▸ **Supplied material**:
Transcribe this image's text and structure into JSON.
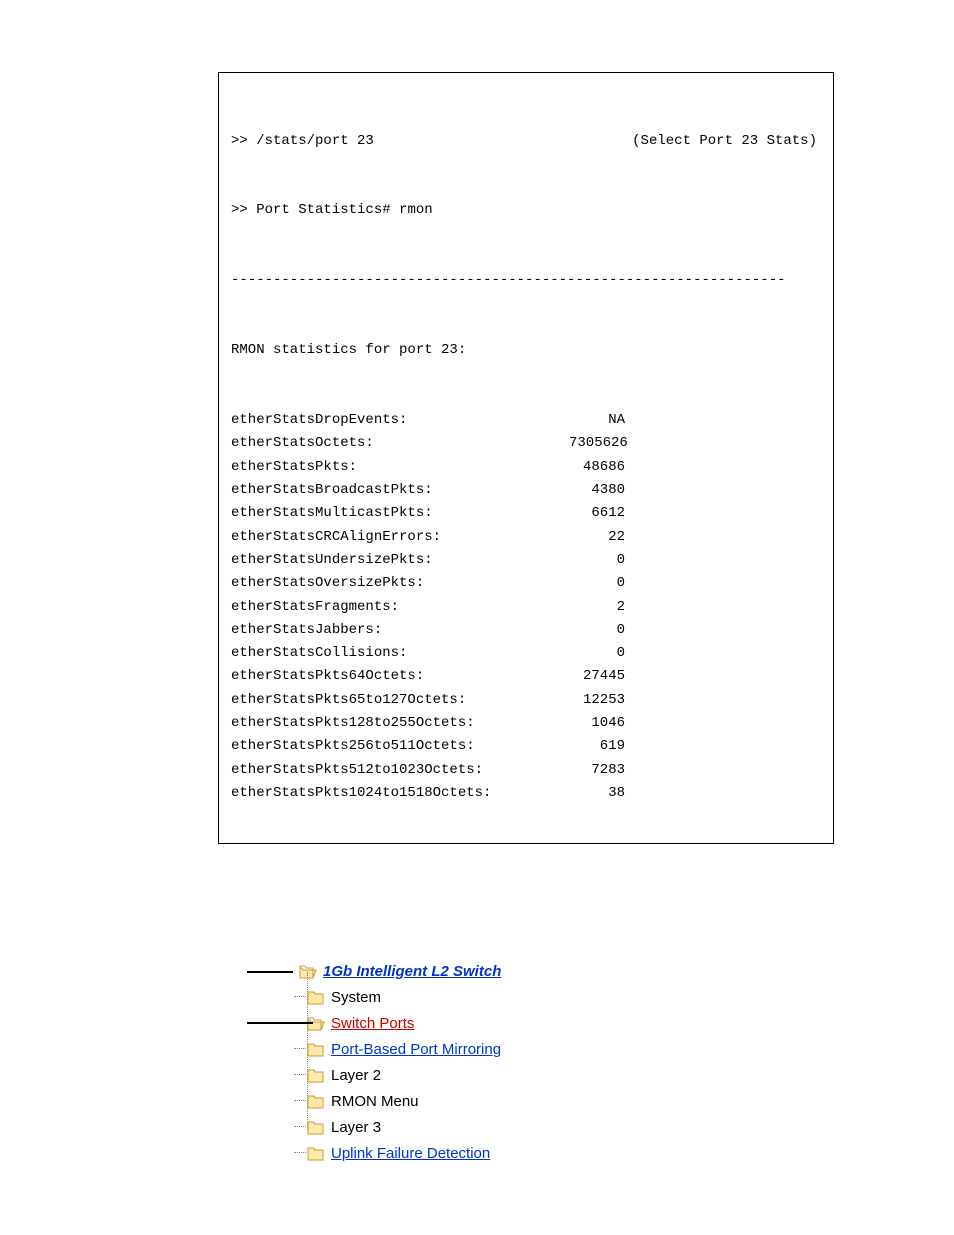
{
  "terminal": {
    "cmd1_prefix": ">> ",
    "cmd1": "/stats/port 23",
    "cmd1_note": "(Select Port 23 Stats)",
    "cmd2_prefix": ">> ",
    "cmd2": "Port Statistics# rmon",
    "divider": "------------------------------------------------------------------",
    "header": "RMON statistics for port 23:",
    "stats": [
      {
        "label": "etherStatsDropEvents:",
        "value": "NA"
      },
      {
        "label": "etherStatsOctets:",
        "value": "7305626"
      },
      {
        "label": "etherStatsPkts:",
        "value": "48686"
      },
      {
        "label": "etherStatsBroadcastPkts:",
        "value": "4380"
      },
      {
        "label": "etherStatsMulticastPkts:",
        "value": "6612"
      },
      {
        "label": "etherStatsCRCAlignErrors:",
        "value": "22"
      },
      {
        "label": "etherStatsUndersizePkts:",
        "value": "0"
      },
      {
        "label": "etherStatsOversizePkts:",
        "value": "0"
      },
      {
        "label": "etherStatsFragments:",
        "value": "2"
      },
      {
        "label": "etherStatsJabbers:",
        "value": "0"
      },
      {
        "label": "etherStatsCollisions:",
        "value": "0"
      },
      {
        "label": "etherStatsPkts64Octets:",
        "value": "27445"
      },
      {
        "label": "etherStatsPkts65to127Octets:",
        "value": "12253"
      },
      {
        "label": "etherStatsPkts128to255Octets:",
        "value": "1046"
      },
      {
        "label": "etherStatsPkts256to511Octets:",
        "value": "619"
      },
      {
        "label": "etherStatsPkts512to1023Octets:",
        "value": "7283"
      },
      {
        "label": "etherStatsPkts1024to1518Octets:",
        "value": "38"
      }
    ]
  },
  "tree": {
    "root": "1Gb Intelligent L2 Switch",
    "items": [
      {
        "label": "System",
        "link": false,
        "highlight": false
      },
      {
        "label": "Switch Ports",
        "link": true,
        "highlight": true
      },
      {
        "label": "Port-Based Port Mirroring",
        "link": true,
        "highlight": false
      },
      {
        "label": "Layer 2",
        "link": false,
        "highlight": false
      },
      {
        "label": "RMON Menu",
        "link": false,
        "highlight": false
      },
      {
        "label": "Layer 3",
        "link": false,
        "highlight": false
      },
      {
        "label": "Uplink Failure Detection",
        "link": true,
        "highlight": false
      }
    ]
  }
}
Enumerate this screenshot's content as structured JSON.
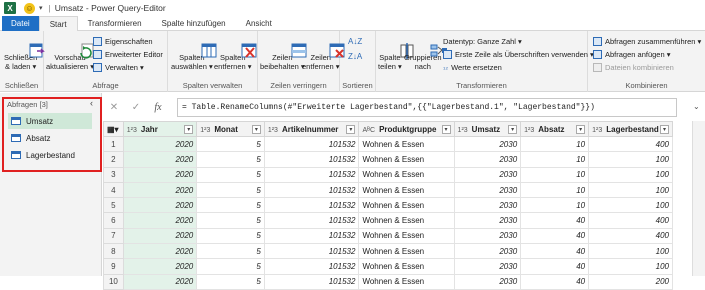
{
  "titlebar": {
    "app_icon": "X",
    "title": "Umsatz - Power Query-Editor"
  },
  "tabs": [
    "Datei",
    "Start",
    "Transformieren",
    "Spalte hinzufügen",
    "Ansicht"
  ],
  "ribbon": {
    "schliessen": {
      "btn": "Schließen\n& laden ▾",
      "label": "Schließen"
    },
    "abfrage": {
      "vorschau": "Vorschau\naktualisieren ▾",
      "eigenschaften": "Eigenschaften",
      "erweiterter_editor": "Erweiterter Editor",
      "verwalten": "Verwalten ▾",
      "label": "Abfrage"
    },
    "spalten": {
      "auswaehlen": "Spalten\nauswählen ▾",
      "entfernen": "Spalten\nentfernen ▾",
      "label": "Spalten verwalten"
    },
    "zeilen": {
      "beibehalten": "Zeilen\nbeibehalten ▾",
      "entfernen": "Zeilen\nentfernen ▾",
      "label": "Zeilen verringern"
    },
    "sortieren": {
      "label": "Sortieren"
    },
    "transform": {
      "spalte_teilen": "Spalte\nteilen ▾",
      "gruppieren": "Gruppieren\nnach",
      "datentyp": "Datentyp: Ganze Zahl ▾",
      "erste_zeile": "Erste Zeile als Überschriften verwenden ▾",
      "werte_ersetzen": "Werte ersetzen",
      "label": "Transformieren"
    },
    "kombinieren": {
      "zusammenfuehren": "Abfragen zusammenführen ▾",
      "anfuegen": "Abfragen anfügen ▾",
      "dateien": "Dateien kombinieren",
      "label": "Kombinieren"
    }
  },
  "queries": {
    "header": "Abfragen [3]",
    "items": [
      "Umsatz",
      "Absatz",
      "Lagerbestand"
    ]
  },
  "formula": "= Table.RenameColumns(#\"Erweiterte Lagerbestand\",{{\"Lagerbestand.1\", \"Lagerbestand\"}})",
  "columns": [
    {
      "type": "1²3",
      "name": "Jahr"
    },
    {
      "type": "1²3",
      "name": "Monat"
    },
    {
      "type": "1²3",
      "name": "Artikelnummer"
    },
    {
      "type": "AᴮC",
      "name": "Produktgruppe"
    },
    {
      "type": "1²3",
      "name": "Umsatz"
    },
    {
      "type": "1²3",
      "name": "Absatz"
    },
    {
      "type": "1²3",
      "name": "Lagerbestand"
    }
  ],
  "rows": [
    [
      "1",
      "2020",
      "5",
      "101532",
      "Wohnen & Essen",
      "2030",
      "10",
      "400"
    ],
    [
      "2",
      "2020",
      "5",
      "101532",
      "Wohnen & Essen",
      "2030",
      "10",
      "100"
    ],
    [
      "3",
      "2020",
      "5",
      "101532",
      "Wohnen & Essen",
      "2030",
      "10",
      "100"
    ],
    [
      "4",
      "2020",
      "5",
      "101532",
      "Wohnen & Essen",
      "2030",
      "10",
      "100"
    ],
    [
      "5",
      "2020",
      "5",
      "101532",
      "Wohnen & Essen",
      "2030",
      "10",
      "100"
    ],
    [
      "6",
      "2020",
      "5",
      "101532",
      "Wohnen & Essen",
      "2030",
      "40",
      "400"
    ],
    [
      "7",
      "2020",
      "5",
      "101532",
      "Wohnen & Essen",
      "2030",
      "40",
      "400"
    ],
    [
      "8",
      "2020",
      "5",
      "101532",
      "Wohnen & Essen",
      "2030",
      "40",
      "100"
    ],
    [
      "9",
      "2020",
      "5",
      "101532",
      "Wohnen & Essen",
      "2030",
      "40",
      "100"
    ],
    [
      "10",
      "2020",
      "5",
      "101532",
      "Wohnen & Essen",
      "2030",
      "40",
      "200"
    ]
  ]
}
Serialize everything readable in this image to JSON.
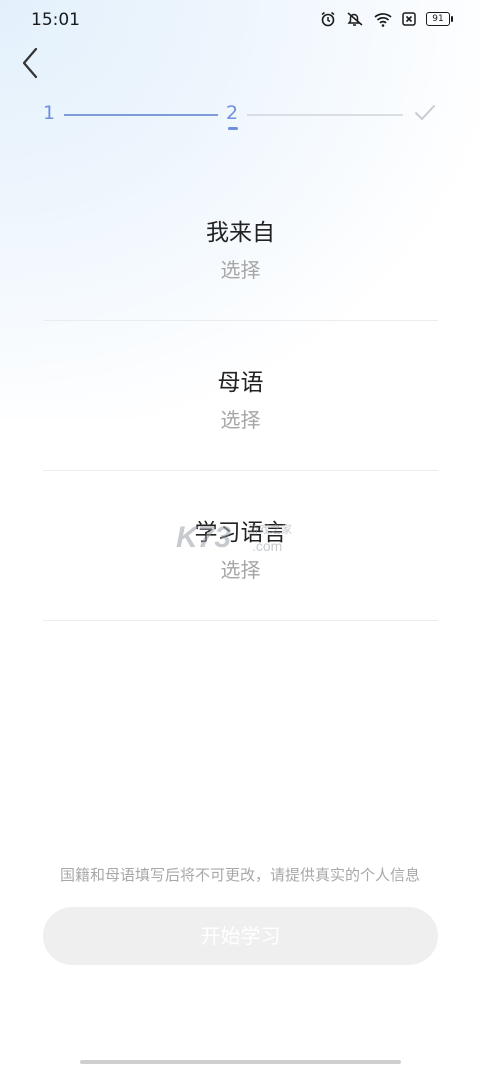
{
  "status_bar": {
    "time": "15:01",
    "battery": "91",
    "icons": [
      "alarm-icon",
      "mute-icon",
      "wifi-icon",
      "no-sim-icon",
      "battery-icon"
    ]
  },
  "stepper": {
    "step1": "1",
    "step2": "2",
    "step3_icon": "check-icon",
    "active_color": "#6f8fe0"
  },
  "fields": [
    {
      "label": "我来自",
      "value": "选择"
    },
    {
      "label": "母语",
      "value": "选择"
    },
    {
      "label": "学习语言",
      "value": "选择"
    }
  ],
  "notice": "国籍和母语填写后将不可更改，请提供真实的个人信息",
  "start_button": "开始学习",
  "watermark": {
    "brand": "K73",
    "site": "游戏之家",
    "domain": ".com"
  }
}
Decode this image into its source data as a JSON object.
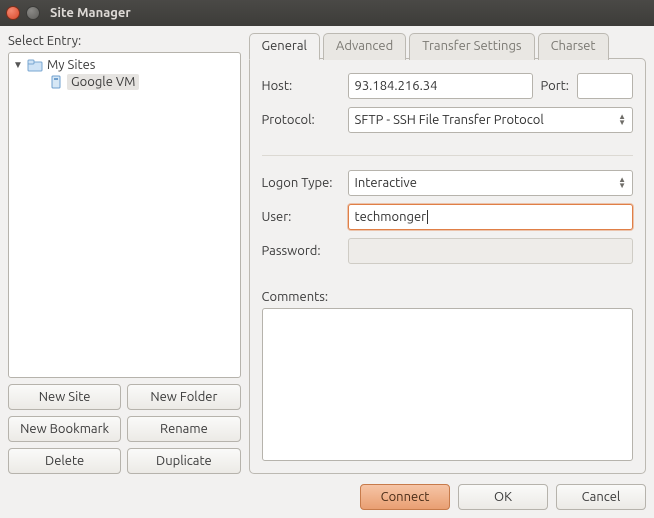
{
  "window_title": "Site Manager",
  "left": {
    "select_entry_label": "Select Entry:",
    "tree": {
      "root_label": "My Sites",
      "items": [
        {
          "label": "Google VM",
          "selected": true
        }
      ]
    },
    "buttons": {
      "new_site": "New Site",
      "new_folder": "New Folder",
      "new_bookmark": "New Bookmark",
      "rename": "Rename",
      "delete": "Delete",
      "duplicate": "Duplicate"
    }
  },
  "tabs": {
    "general": "General",
    "advanced": "Advanced",
    "transfer": "Transfer Settings",
    "charset": "Charset"
  },
  "general": {
    "host_label": "Host:",
    "host_value": "93.184.216.34",
    "port_label": "Port:",
    "port_value": "",
    "protocol_label": "Protocol:",
    "protocol_value": "SFTP - SSH File Transfer Protocol",
    "logon_type_label": "Logon Type:",
    "logon_type_value": "Interactive",
    "user_label": "User:",
    "user_value": "techmonger",
    "password_label": "Password:",
    "password_value": "",
    "comments_label": "Comments:",
    "comments_value": ""
  },
  "footer": {
    "connect": "Connect",
    "ok": "OK",
    "cancel": "Cancel"
  }
}
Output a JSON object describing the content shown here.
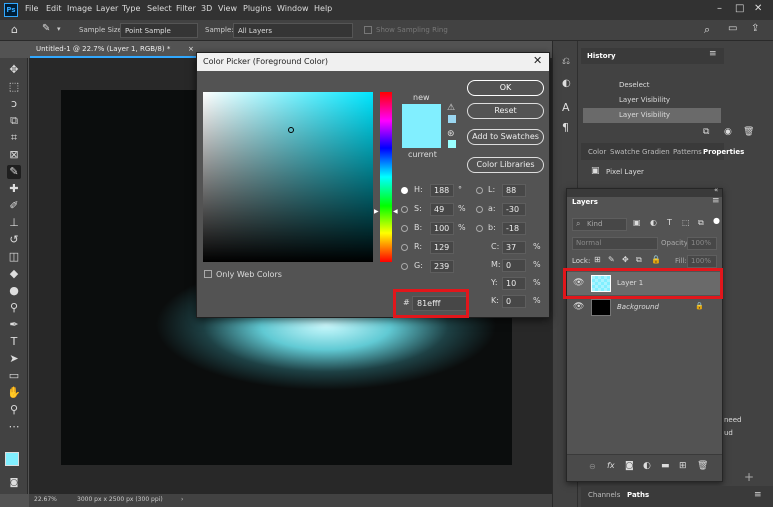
{
  "menubar": {
    "logo": "Ps",
    "items": [
      "File",
      "Edit",
      "Image",
      "Layer",
      "Type",
      "Select",
      "Filter",
      "3D",
      "View",
      "Plugins",
      "Window",
      "Help"
    ],
    "window_controls": [
      "–",
      "□",
      "✕"
    ]
  },
  "options": {
    "sample_size_label": "Sample Size:",
    "sample_size_value": "Point Sample",
    "sample_label": "Sample:",
    "sample_value": "All Layers",
    "show_ring": "Show Sampling Ring"
  },
  "document": {
    "tab_title": "Untitled-1 @ 22.7% (Layer 1, RGB/8) *",
    "zoom": "22.67%",
    "doc_info": "3000 px x 2500 px (300 ppi)"
  },
  "dialog": {
    "title": "Color Picker (Foreground Color)",
    "new_label": "new",
    "current_label": "current",
    "new_color": "#81efff",
    "current_color": "#81efff",
    "buttons": {
      "ok": "OK",
      "reset": "Reset",
      "add_swatches": "Add to Swatches",
      "color_libraries": "Color Libraries"
    },
    "only_web": "Only Web Colors",
    "hsb": [
      {
        "label": "H:",
        "value": "188",
        "unit": "°",
        "on": true
      },
      {
        "label": "S:",
        "value": "49",
        "unit": "%",
        "on": false
      },
      {
        "label": "B:",
        "value": "100",
        "unit": "%",
        "on": false
      }
    ],
    "rgb": [
      {
        "label": "R:",
        "value": "129"
      },
      {
        "label": "G:",
        "value": "239"
      },
      {
        "label": "B:",
        "value": "255"
      }
    ],
    "lab": [
      {
        "label": "L:",
        "value": "88"
      },
      {
        "label": "a:",
        "value": "-30"
      },
      {
        "label": "b:",
        "value": "-18"
      }
    ],
    "cmyk": [
      {
        "label": "C:",
        "value": "37"
      },
      {
        "label": "M:",
        "value": "0"
      },
      {
        "label": "Y:",
        "value": "10"
      },
      {
        "label": "K:",
        "value": "0"
      }
    ],
    "hex_label": "#",
    "hex_value": "81efff"
  },
  "history": {
    "title": "History",
    "items": [
      "Deselect",
      "Layer Visibility",
      "Layer Visibility"
    ]
  },
  "properties": {
    "tabs": [
      "Color",
      "Swatche",
      "Gradien",
      "Patterns",
      "Properties"
    ],
    "pixel_layer": "Pixel Layer"
  },
  "layers": {
    "title": "Layers",
    "kind": "Kind",
    "blend": "Normal",
    "opacity_label": "Opacity:",
    "opacity": "100%",
    "lock_label": "Lock:",
    "fill_label": "Fill:",
    "fill": "100%",
    "items": [
      {
        "name": "Layer 1",
        "italic": false
      },
      {
        "name": "Background",
        "italic": true
      }
    ]
  },
  "bottom_tabs": [
    "Channels",
    "Paths"
  ],
  "partial_text": [
    "need",
    "ud"
  ]
}
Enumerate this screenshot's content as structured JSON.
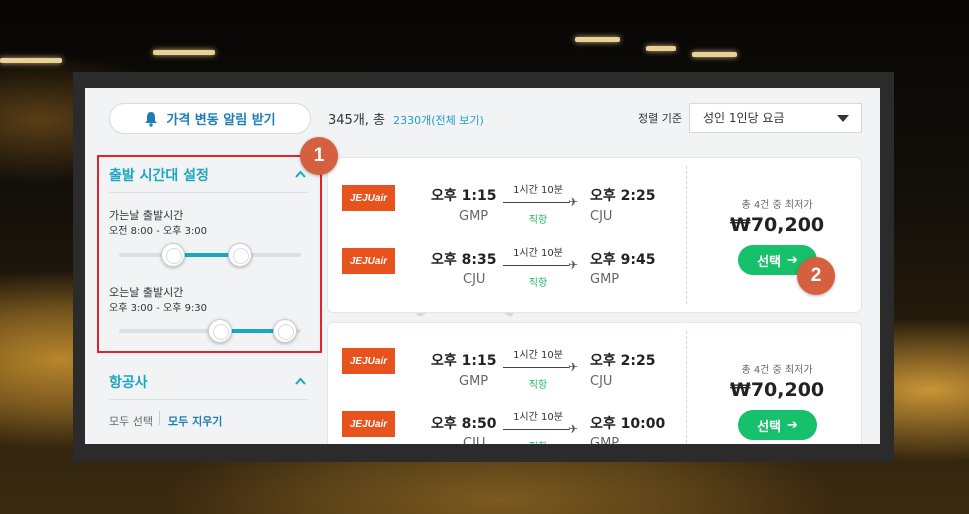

▸ **Instructions for the task**: Copy out every line of the listing that contains the string "Abfragen".

▸ **Written answer**:
      "zusammenfuehren": "Abfragen zusammenführen ▾",
      "anfuegen": "Abfragen anfügen ▾",
    "header": "Abfragen [3]",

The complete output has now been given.